### Brief
Reproduce all of the data below without alteration; exclude every picture.

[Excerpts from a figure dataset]
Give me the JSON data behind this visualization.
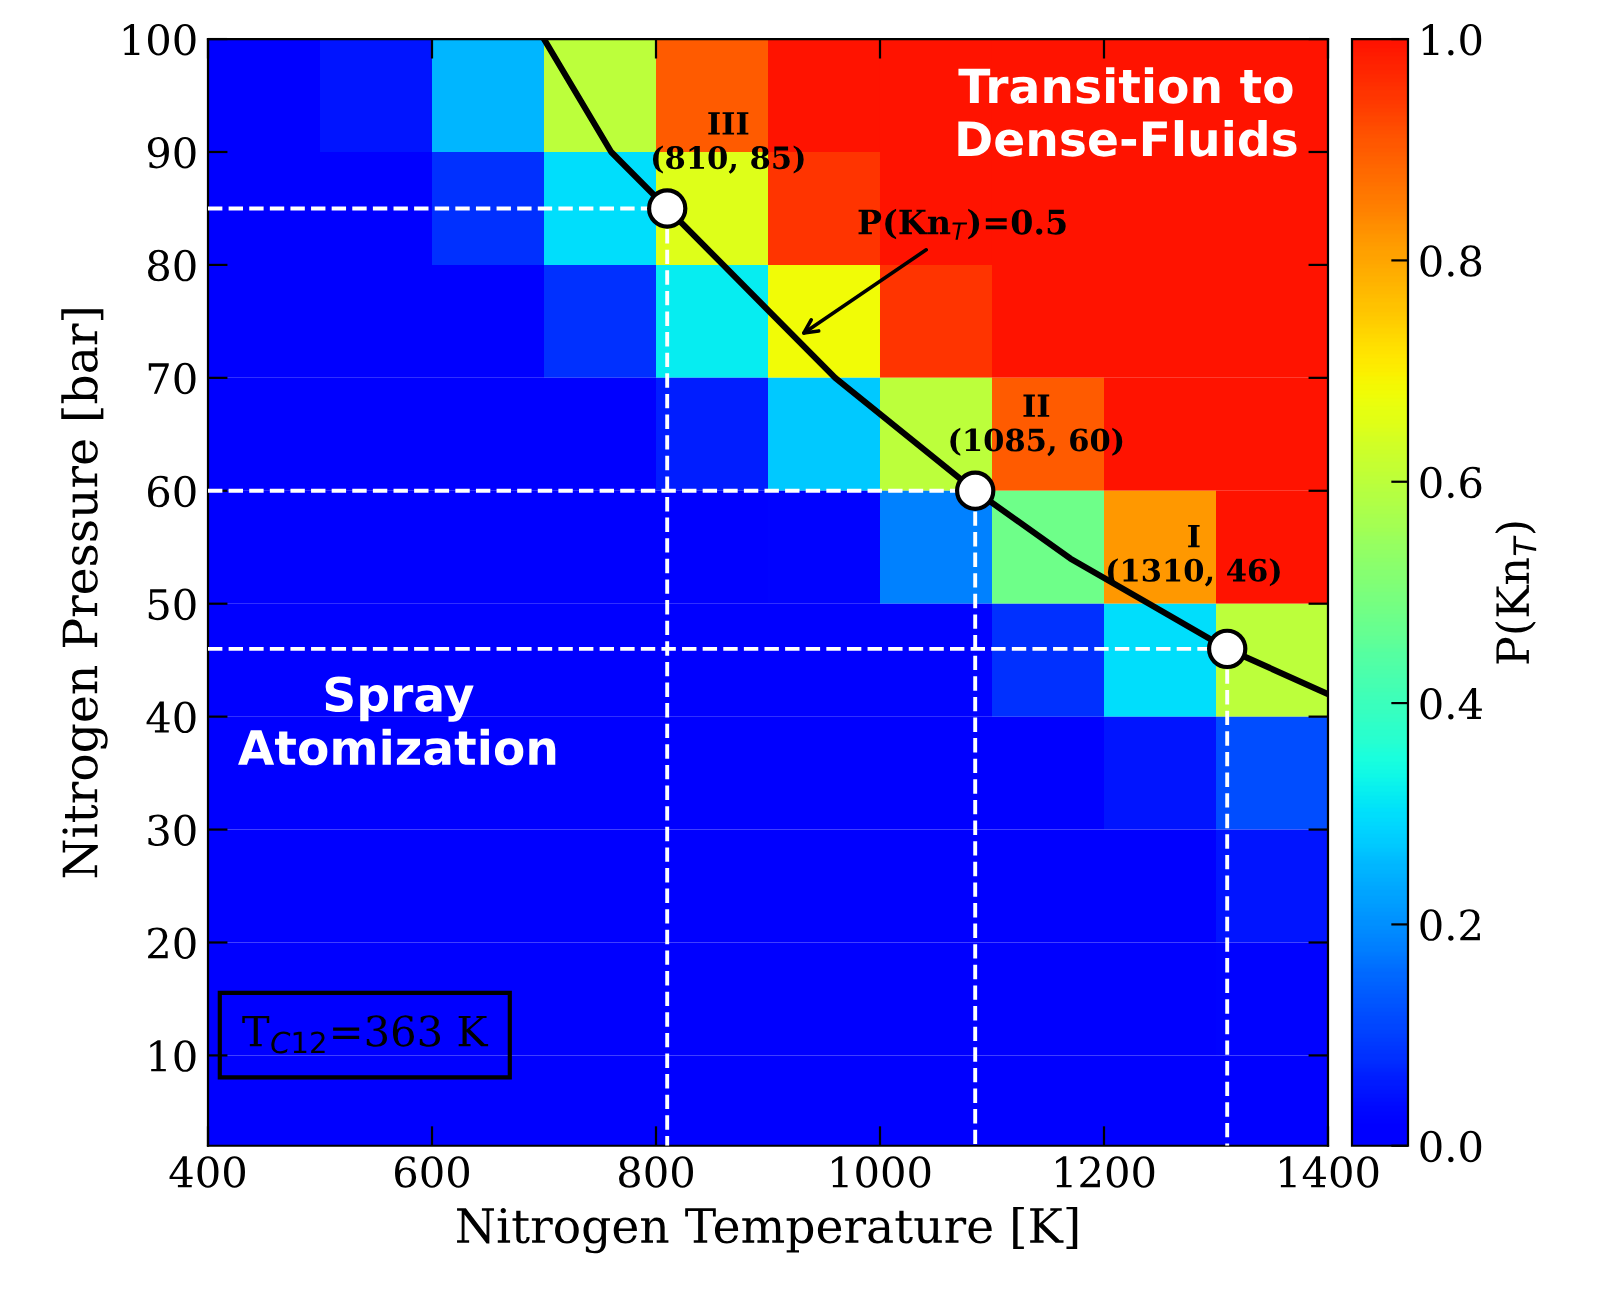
{
  "chart_data": {
    "type": "heatmap",
    "xlabel": "Nitrogen Temperature [K]",
    "ylabel": "Nitrogen Pressure [bar]",
    "clabel": "P(Kn$_{T}$)",
    "x": [
      450,
      550,
      650,
      750,
      850,
      950,
      1050,
      1150,
      1250,
      1350
    ],
    "y": [
      95,
      85,
      75,
      65,
      55,
      45,
      35,
      25,
      15,
      5
    ],
    "cells": [
      [
        0,
        0.05,
        0.25,
        0.6,
        0.9,
        1,
        1,
        1,
        1,
        1
      ],
      [
        0,
        0,
        0.08,
        0.3,
        0.65,
        0.95,
        1,
        1,
        1,
        1
      ],
      [
        0,
        0,
        0,
        0.08,
        0.32,
        0.68,
        0.95,
        1,
        1,
        1
      ],
      [
        0,
        0,
        0,
        0,
        0.06,
        0.27,
        0.6,
        0.9,
        1,
        1
      ],
      [
        0,
        0,
        0,
        0,
        0,
        0.02,
        0.18,
        0.48,
        0.82,
        1
      ],
      [
        0,
        0,
        0,
        0,
        0,
        0,
        0.02,
        0.08,
        0.3,
        0.6
      ],
      [
        0,
        0,
        0,
        0,
        0,
        0,
        0,
        0,
        0.05,
        0.12
      ],
      [
        0,
        0,
        0,
        0,
        0,
        0,
        0,
        0,
        0,
        0.05
      ],
      [
        0,
        0,
        0,
        0,
        0,
        0,
        0,
        0,
        0,
        0.02
      ],
      [
        0,
        0,
        0,
        0,
        0,
        0,
        0,
        0,
        0,
        0
      ]
    ],
    "clim": [
      0,
      1
    ],
    "cticks": [
      {
        "value": 0,
        "label": "0.0"
      },
      0.2,
      0.4,
      0.6,
      0.8,
      {
        "value": 1,
        "label": "1.0"
      }
    ],
    "xlim": [
      400,
      1400
    ],
    "ylim": [
      2,
      100
    ],
    "xticks": [
      400,
      600,
      800,
      1000,
      1200,
      1400
    ],
    "yticks": [
      10,
      20,
      30,
      40,
      50,
      60,
      70,
      80,
      90,
      100
    ],
    "series": [
      {
        "type": "line",
        "color": "#000000",
        "line_style": "solid",
        "x": [
          700,
          760,
          810,
          860,
          960,
          1085,
          1170,
          1240,
          1310,
          1400
        ],
        "values": [
          100,
          90,
          85,
          80,
          70,
          60,
          54,
          50,
          46,
          42
        ]
      },
      {
        "type": "line",
        "color": "#ffffff",
        "line_style": "dashed",
        "x": [
          400,
          810
        ],
        "values": [
          85,
          85
        ]
      },
      {
        "type": "line",
        "color": "#ffffff",
        "line_style": "dashed",
        "x": [
          810,
          810
        ],
        "values": [
          85,
          2
        ]
      },
      {
        "type": "line",
        "color": "#ffffff",
        "line_style": "dashed",
        "x": [
          400,
          1085
        ],
        "values": [
          60,
          60
        ]
      },
      {
        "type": "line",
        "color": "#ffffff",
        "line_style": "dashed",
        "x": [
          1085,
          1085
        ],
        "values": [
          60,
          2
        ]
      },
      {
        "type": "line",
        "color": "#ffffff",
        "line_style": "dashed",
        "x": [
          400,
          1310
        ],
        "values": [
          46,
          46
        ]
      },
      {
        "type": "line",
        "color": "#ffffff",
        "line_style": "dashed",
        "x": [
          1310,
          1310
        ],
        "values": [
          46,
          2
        ]
      },
      {
        "type": "scatter",
        "color": "#ffffff",
        "marker": "circle",
        "x": [
          810,
          1085,
          1310
        ],
        "values": [
          85,
          60,
          46
        ]
      }
    ],
    "annotations": [
      {
        "text": "III\n(810, 85)",
        "x": 810,
        "y": 85
      },
      {
        "text": "II\n(1085, 60)",
        "x": 1085,
        "y": 60
      },
      {
        "text": "I\n(1310, 46)",
        "x": 1310,
        "y": 46
      },
      {
        "text": "P(Kn$_{T}$)=0.5",
        "x": 925,
        "y": 73.5
      },
      "Transition to\nDense-Fluids",
      "Spray\nAtomization",
      "T$_{C12}$=363 K"
    ],
    "grid": false
  }
}
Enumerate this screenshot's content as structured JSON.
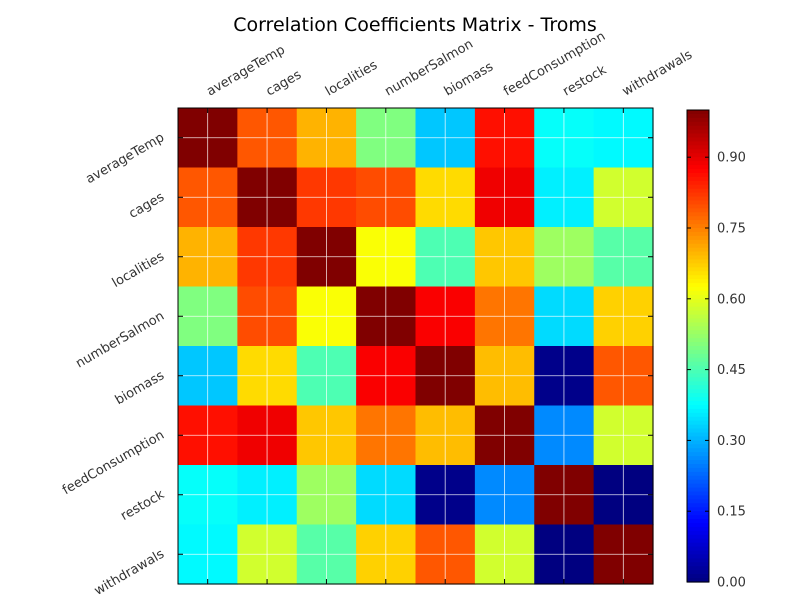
{
  "chart_data": {
    "type": "heatmap",
    "title": "Correlation Coefficients Matrix - Troms",
    "xlabel": "",
    "ylabel": "",
    "categories": [
      "averageTemp",
      "cages",
      "localities",
      "numberSalmon",
      "biomass",
      "feedConsumption",
      "restock",
      "withdrawals"
    ],
    "values": [
      [
        1.0,
        0.79,
        0.7,
        0.5,
        0.32,
        0.86,
        0.38,
        0.37
      ],
      [
        0.79,
        1.0,
        0.82,
        0.8,
        0.66,
        0.89,
        0.36,
        0.58
      ],
      [
        0.7,
        0.82,
        1.0,
        0.62,
        0.45,
        0.68,
        0.53,
        0.46
      ],
      [
        0.5,
        0.8,
        0.62,
        1.0,
        0.88,
        0.76,
        0.34,
        0.67
      ],
      [
        0.32,
        0.66,
        0.45,
        0.88,
        1.0,
        0.69,
        0.01,
        0.79
      ],
      [
        0.86,
        0.89,
        0.68,
        0.76,
        0.69,
        1.0,
        0.26,
        0.58
      ],
      [
        0.38,
        0.36,
        0.53,
        0.34,
        0.01,
        0.26,
        1.0,
        0.0
      ],
      [
        0.37,
        0.58,
        0.46,
        0.67,
        0.79,
        0.58,
        0.0,
        1.0
      ]
    ],
    "colorbar": {
      "ticks": [
        "0.00",
        "0.15",
        "0.30",
        "0.45",
        "0.60",
        "0.75",
        "0.90"
      ],
      "range": [
        0,
        1
      ],
      "colormap": "jet"
    },
    "grid": true
  }
}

### Exercise answer
Give me the JSON data behind this visualization.
{
  "chart_data": {
    "type": "heatmap",
    "xlabel": "Nitrogen Temperature [K]",
    "ylabel": "Nitrogen Pressure [bar]",
    "clabel": "P(Kn$_{T}$)",
    "x": [
      450,
      550,
      650,
      750,
      850,
      950,
      1050,
      1150,
      1250,
      1350
    ],
    "y": [
      95,
      85,
      75,
      65,
      55,
      45,
      35,
      25,
      15,
      5
    ],
    "cells": [
      [
        0,
        0.05,
        0.25,
        0.6,
        0.9,
        1,
        1,
        1,
        1,
        1
      ],
      [
        0,
        0,
        0.08,
        0.3,
        0.65,
        0.95,
        1,
        1,
        1,
        1
      ],
      [
        0,
        0,
        0,
        0.08,
        0.32,
        0.68,
        0.95,
        1,
        1,
        1
      ],
      [
        0,
        0,
        0,
        0,
        0.06,
        0.27,
        0.6,
        0.9,
        1,
        1
      ],
      [
        0,
        0,
        0,
        0,
        0,
        0.02,
        0.18,
        0.48,
        0.82,
        1
      ],
      [
        0,
        0,
        0,
        0,
        0,
        0,
        0.02,
        0.08,
        0.3,
        0.6
      ],
      [
        0,
        0,
        0,
        0,
        0,
        0,
        0,
        0,
        0.05,
        0.12
      ],
      [
        0,
        0,
        0,
        0,
        0,
        0,
        0,
        0,
        0,
        0.05
      ],
      [
        0,
        0,
        0,
        0,
        0,
        0,
        0,
        0,
        0,
        0.02
      ],
      [
        0,
        0,
        0,
        0,
        0,
        0,
        0,
        0,
        0,
        0
      ]
    ],
    "clim": [
      0,
      1
    ],
    "cticks": [
      {
        "value": 0,
        "label": "0.0"
      },
      0.2,
      0.4,
      0.6,
      0.8,
      {
        "value": 1,
        "label": "1.0"
      }
    ],
    "xlim": [
      400,
      1400
    ],
    "ylim": [
      2,
      100
    ],
    "xticks": [
      400,
      600,
      800,
      1000,
      1200,
      1400
    ],
    "yticks": [
      10,
      20,
      30,
      40,
      50,
      60,
      70,
      80,
      90,
      100
    ],
    "series": [
      {
        "type": "line",
        "color": "#000000",
        "line_style": "solid",
        "x": [
          700,
          760,
          810,
          860,
          960,
          1085,
          1170,
          1240,
          1310,
          1400
        ],
        "values": [
          100,
          90,
          85,
          80,
          70,
          60,
          54,
          50,
          46,
          42
        ]
      },
      {
        "type": "line",
        "color": "#ffffff",
        "line_style": "dashed",
        "x": [
          400,
          810
        ],
        "values": [
          85,
          85
        ]
      },
      {
        "type": "line",
        "color": "#ffffff",
        "line_style": "dashed",
        "x": [
          810,
          810
        ],
        "values": [
          85,
          2
        ]
      },
      {
        "type": "line",
        "color": "#ffffff",
        "line_style": "dashed",
        "x": [
          400,
          1085
        ],
        "values": [
          60,
          60
        ]
      },
      {
        "type": "line",
        "color": "#ffffff",
        "line_style": "dashed",
        "x": [
          1085,
          1085
        ],
        "values": [
          60,
          2
        ]
      },
      {
        "type": "line",
        "color": "#ffffff",
        "line_style": "dashed",
        "x": [
          400,
          1310
        ],
        "values": [
          46,
          46
        ]
      },
      {
        "type": "line",
        "color": "#ffffff",
        "line_style": "dashed",
        "x": [
          1310,
          1310
        ],
        "values": [
          46,
          2
        ]
      },
      {
        "type": "scatter",
        "color": "#ffffff",
        "marker": "circle",
        "x": [
          810,
          1085,
          1310
        ],
        "values": [
          85,
          60,
          46
        ]
      }
    ],
    "annotations": [
      {
        "text": "III\n(810, 85)",
        "x": 810,
        "y": 85
      },
      {
        "text": "II\n(1085, 60)",
        "x": 1085,
        "y": 60
      },
      {
        "text": "I\n(1310, 46)",
        "x": 1310,
        "y": 46
      },
      {
        "text": "P(Kn$_{T}$)=0.5",
        "x": 925,
        "y": 73.5
      },
      "Transition to\nDense-Fluids",
      "Spray\nAtomization",
      "T$_{C12}$=363 K"
    ],
    "grid": false
  }
}
Enumerate this screenshot's content as structured JSON.
{
  "chart_data": {
    "type": "heatmap",
    "title": "Correlation Coefficients Matrix - Troms",
    "xlabel": "",
    "ylabel": "",
    "categories": [
      "averageTemp",
      "cages",
      "localities",
      "numberSalmon",
      "biomass",
      "feedConsumption",
      "restock",
      "withdrawals"
    ],
    "values": [
      [
        1.0,
        0.79,
        0.7,
        0.5,
        0.32,
        0.86,
        0.38,
        0.37
      ],
      [
        0.79,
        1.0,
        0.82,
        0.8,
        0.66,
        0.89,
        0.36,
        0.58
      ],
      [
        0.7,
        0.82,
        1.0,
        0.62,
        0.45,
        0.68,
        0.53,
        0.46
      ],
      [
        0.5,
        0.8,
        0.62,
        1.0,
        0.88,
        0.76,
        0.34,
        0.67
      ],
      [
        0.32,
        0.66,
        0.45,
        0.88,
        1.0,
        0.69,
        0.01,
        0.79
      ],
      [
        0.86,
        0.89,
        0.68,
        0.76,
        0.69,
        1.0,
        0.26,
        0.58
      ],
      [
        0.38,
        0.36,
        0.53,
        0.34,
        0.01,
        0.26,
        1.0,
        0.0
      ],
      [
        0.37,
        0.58,
        0.46,
        0.67,
        0.79,
        0.58,
        0.0,
        1.0
      ]
    ],
    "colorbar": {
      "ticks": [
        "0.00",
        "0.15",
        "0.30",
        "0.45",
        "0.60",
        "0.75",
        "0.90"
      ],
      "range": [
        0,
        1
      ],
      "colormap": "jet"
    },
    "grid": true
  }
}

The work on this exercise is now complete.